**Set problem:**
Will you quote all of the entries, word for word?

Start Supplied material

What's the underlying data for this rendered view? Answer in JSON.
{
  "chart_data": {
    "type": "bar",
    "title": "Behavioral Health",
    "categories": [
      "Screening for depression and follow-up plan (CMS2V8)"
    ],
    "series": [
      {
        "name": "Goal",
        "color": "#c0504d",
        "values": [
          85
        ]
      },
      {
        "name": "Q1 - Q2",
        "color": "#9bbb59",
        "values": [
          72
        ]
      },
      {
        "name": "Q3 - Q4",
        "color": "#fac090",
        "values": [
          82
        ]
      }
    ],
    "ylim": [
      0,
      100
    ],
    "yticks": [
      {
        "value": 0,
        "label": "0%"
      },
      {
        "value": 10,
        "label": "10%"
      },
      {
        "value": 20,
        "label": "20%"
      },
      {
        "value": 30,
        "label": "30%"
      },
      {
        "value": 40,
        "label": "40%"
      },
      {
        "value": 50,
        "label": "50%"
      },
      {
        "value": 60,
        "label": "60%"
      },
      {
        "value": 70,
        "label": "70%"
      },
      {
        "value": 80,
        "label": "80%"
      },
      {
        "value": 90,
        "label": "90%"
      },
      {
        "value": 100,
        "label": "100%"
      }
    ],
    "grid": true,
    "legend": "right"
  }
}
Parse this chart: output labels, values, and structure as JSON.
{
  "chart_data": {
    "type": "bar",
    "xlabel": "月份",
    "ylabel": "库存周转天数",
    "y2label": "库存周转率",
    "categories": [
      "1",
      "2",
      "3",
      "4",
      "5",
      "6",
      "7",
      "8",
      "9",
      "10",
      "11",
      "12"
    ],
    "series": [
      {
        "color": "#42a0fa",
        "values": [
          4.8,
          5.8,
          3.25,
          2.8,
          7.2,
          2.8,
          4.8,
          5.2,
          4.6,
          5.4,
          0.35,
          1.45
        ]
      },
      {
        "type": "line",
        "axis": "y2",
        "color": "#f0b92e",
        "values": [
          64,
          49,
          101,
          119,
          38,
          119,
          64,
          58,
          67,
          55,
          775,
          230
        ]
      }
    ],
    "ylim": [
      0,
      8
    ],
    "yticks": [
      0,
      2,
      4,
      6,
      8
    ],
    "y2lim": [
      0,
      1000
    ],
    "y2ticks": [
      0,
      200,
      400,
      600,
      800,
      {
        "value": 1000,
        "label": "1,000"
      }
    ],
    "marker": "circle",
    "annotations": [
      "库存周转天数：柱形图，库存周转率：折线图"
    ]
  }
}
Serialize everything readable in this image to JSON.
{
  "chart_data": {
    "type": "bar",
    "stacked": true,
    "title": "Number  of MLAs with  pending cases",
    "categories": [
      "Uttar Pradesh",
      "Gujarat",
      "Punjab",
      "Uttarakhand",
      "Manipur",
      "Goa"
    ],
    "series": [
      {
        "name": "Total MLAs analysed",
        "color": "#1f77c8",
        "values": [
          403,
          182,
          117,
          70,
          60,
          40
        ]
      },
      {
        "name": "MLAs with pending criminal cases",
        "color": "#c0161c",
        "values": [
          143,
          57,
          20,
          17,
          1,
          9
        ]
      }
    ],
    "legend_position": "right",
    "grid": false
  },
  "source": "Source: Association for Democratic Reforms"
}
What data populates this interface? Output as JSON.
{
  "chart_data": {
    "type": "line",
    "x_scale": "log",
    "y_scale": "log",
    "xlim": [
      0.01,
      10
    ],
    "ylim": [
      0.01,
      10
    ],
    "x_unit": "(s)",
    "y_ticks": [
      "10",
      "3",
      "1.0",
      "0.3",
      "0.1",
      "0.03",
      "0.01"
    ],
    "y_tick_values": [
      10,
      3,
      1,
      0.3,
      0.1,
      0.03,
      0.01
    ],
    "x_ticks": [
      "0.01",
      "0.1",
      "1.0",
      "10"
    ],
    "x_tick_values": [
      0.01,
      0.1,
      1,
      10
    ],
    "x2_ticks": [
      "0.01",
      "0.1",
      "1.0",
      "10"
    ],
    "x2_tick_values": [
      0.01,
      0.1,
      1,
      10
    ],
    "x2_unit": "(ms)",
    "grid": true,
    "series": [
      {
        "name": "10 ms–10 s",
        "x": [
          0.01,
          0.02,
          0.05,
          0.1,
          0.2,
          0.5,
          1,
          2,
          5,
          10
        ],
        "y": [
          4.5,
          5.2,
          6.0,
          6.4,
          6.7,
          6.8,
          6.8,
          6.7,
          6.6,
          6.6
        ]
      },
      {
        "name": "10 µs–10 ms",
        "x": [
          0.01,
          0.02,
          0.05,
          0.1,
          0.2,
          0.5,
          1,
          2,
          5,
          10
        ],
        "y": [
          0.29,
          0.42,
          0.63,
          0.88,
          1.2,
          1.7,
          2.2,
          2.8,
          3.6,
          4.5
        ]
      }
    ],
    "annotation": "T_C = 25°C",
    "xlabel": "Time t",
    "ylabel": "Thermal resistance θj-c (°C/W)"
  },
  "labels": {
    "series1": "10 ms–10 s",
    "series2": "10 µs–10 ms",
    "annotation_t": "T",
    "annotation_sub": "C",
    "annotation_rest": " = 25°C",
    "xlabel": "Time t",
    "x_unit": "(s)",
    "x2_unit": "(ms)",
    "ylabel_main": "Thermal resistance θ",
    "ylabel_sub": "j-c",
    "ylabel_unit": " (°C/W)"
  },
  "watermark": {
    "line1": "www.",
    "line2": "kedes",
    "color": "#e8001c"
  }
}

End Supplied material

**Solved exercise:**
What's the underlying data for this rendered view? Answer in JSON.
{
  "chart_data": {
    "type": "bar",
    "title": "Behavioral Health",
    "categories": [
      "Screening for depression and follow-up plan (CMS2V8)"
    ],
    "series": [
      {
        "name": "Goal",
        "color": "#c0504d",
        "values": [
          85
        ]
      },
      {
        "name": "Q1 - Q2",
        "color": "#9bbb59",
        "values": [
          72
        ]
      },
      {
        "name": "Q3 - Q4",
        "color": "#fac090",
        "values": [
          82
        ]
      }
    ],
    "ylim": [
      0,
      100
    ],
    "yticks": [
      {
        "value": 0,
        "label": "0%"
      },
      {
        "value": 10,
        "label": "10%"
      },
      {
        "value": 20,
        "label": "20%"
      },
      {
        "value": 30,
        "label": "30%"
      },
      {
        "value": 40,
        "label": "40%"
      },
      {
        "value": 50,
        "label": "50%"
      },
      {
        "value": 60,
        "label": "60%"
      },
      {
        "value": 70,
        "label": "70%"
      },
      {
        "value": 80,
        "label": "80%"
      },
      {
        "value": 90,
        "label": "90%"
      },
      {
        "value": 100,
        "label": "100%"
      }
    ],
    "grid": true,
    "legend": "right"
  }
}
Parse this chart: output labels, values, and structure as JSON.
{
  "chart_data": {
    "type": "bar",
    "xlabel": "月份",
    "ylabel": "库存周转天数",
    "y2label": "库存周转率",
    "categories": [
      "1",
      "2",
      "3",
      "4",
      "5",
      "6",
      "7",
      "8",
      "9",
      "10",
      "11",
      "12"
    ],
    "series": [
      {
        "color": "#42a0fa",
        "values": [
          4.8,
          5.8,
          3.25,
          2.8,
          7.2,
          2.8,
          4.8,
          5.2,
          4.6,
          5.4,
          0.35,
          1.45
        ]
      },
      {
        "type": "line",
        "axis": "y2",
        "color": "#f0b92e",
        "values": [
          64,
          49,
          101,
          119,
          38,
          119,
          64,
          58,
          67,
          55,
          775,
          230
        ]
      }
    ],
    "ylim": [
      0,
      8
    ],
    "yticks": [
      0,
      2,
      4,
      6,
      8
    ],
    "y2lim": [
      0,
      1000
    ],
    "y2ticks": [
      0,
      200,
      400,
      600,
      800,
      {
        "value": 1000,
        "label": "1,000"
      }
    ],
    "marker": "circle",
    "annotations": [
      "库存周转天数：柱形图，库存周转率：折线图"
    ]
  }
}
Serialize everything readable in this image to JSON.
{
  "chart_data": {
    "type": "bar",
    "stacked": true,
    "title": "Number  of MLAs with  pending cases",
    "categories": [
      "Uttar Pradesh",
      "Gujarat",
      "Punjab",
      "Uttarakhand",
      "Manipur",
      "Goa"
    ],
    "series": [
      {
        "name": "Total MLAs analysed",
        "color": "#1f77c8",
        "values": [
          403,
          182,
          117,
          70,
          60,
          40
        ]
      },
      {
        "name": "MLAs with pending criminal cases",
        "color": "#c0161c",
        "values": [
          143,
          57,
          20,
          17,
          1,
          9
        ]
      }
    ],
    "legend_position": "right",
    "grid": false
  },
  "source": "Source: Association for Democratic Reforms"
}
What data populates this interface? Output as JSON.
{
  "chart_data": {
    "type": "line",
    "x_scale": "log",
    "y_scale": "log",
    "xlim": [
      0.01,
      10
    ],
    "ylim": [
      0.01,
      10
    ],
    "x_unit": "(s)",
    "y_ticks": [
      "10",
      "3",
      "1.0",
      "0.3",
      "0.1",
      "0.03",
      "0.01"
    ],
    "y_tick_values": [
      10,
      3,
      1,
      0.3,
      0.1,
      0.03,
      0.01
    ],
    "x_ticks": [
      "0.01",
      "0.1",
      "1.0",
      "10"
    ],
    "x_tick_values": [
      0.01,
      0.1,
      1,
      10
    ],
    "x2_ticks": [
      "0.01",
      "0.1",
      "1.0",
      "10"
    ],
    "x2_tick_values": [
      0.01,
      0.1,
      1,
      10
    ],
    "x2_unit": "(ms)",
    "grid": true,
    "series": [
      {
        "name": "10 ms–10 s",
        "x": [
          0.01,
          0.02,
          0.05,
          0.1,
          0.2,
          0.5,
          1,
          2,
          5,
          10
        ],
        "y": [
          4.5,
          5.2,
          6.0,
          6.4,
          6.7,
          6.8,
          6.8,
          6.7,
          6.6,
          6.6
        ]
      },
      {
        "name": "10 µs–10 ms",
        "x": [
          0.01,
          0.02,
          0.05,
          0.1,
          0.2,
          0.5,
          1,
          2,
          5,
          10
        ],
        "y": [
          0.29,
          0.42,
          0.63,
          0.88,
          1.2,
          1.7,
          2.2,
          2.8,
          3.6,
          4.5
        ]
      }
    ],
    "annotation": "T_C = 25°C",
    "xlabel": "Time t",
    "ylabel": "Thermal resistance θj-c (°C/W)"
  },
  "labels": {
    "series1": "10 ms–10 s",
    "series2": "10 µs–10 ms",
    "annotation_t": "T",
    "annotation_sub": "C",
    "annotation_rest": " = 25°C",
    "xlabel": "Time t",
    "x_unit": "(s)",
    "x2_unit": "(ms)",
    "ylabel_main": "Thermal resistance θ",
    "ylabel_sub": "j-c",
    "ylabel_unit": " (°C/W)"
  },
  "watermark": {
    "line1": "www.",
    "line2": "kedes",
    "color": "#e8001c"
  }
}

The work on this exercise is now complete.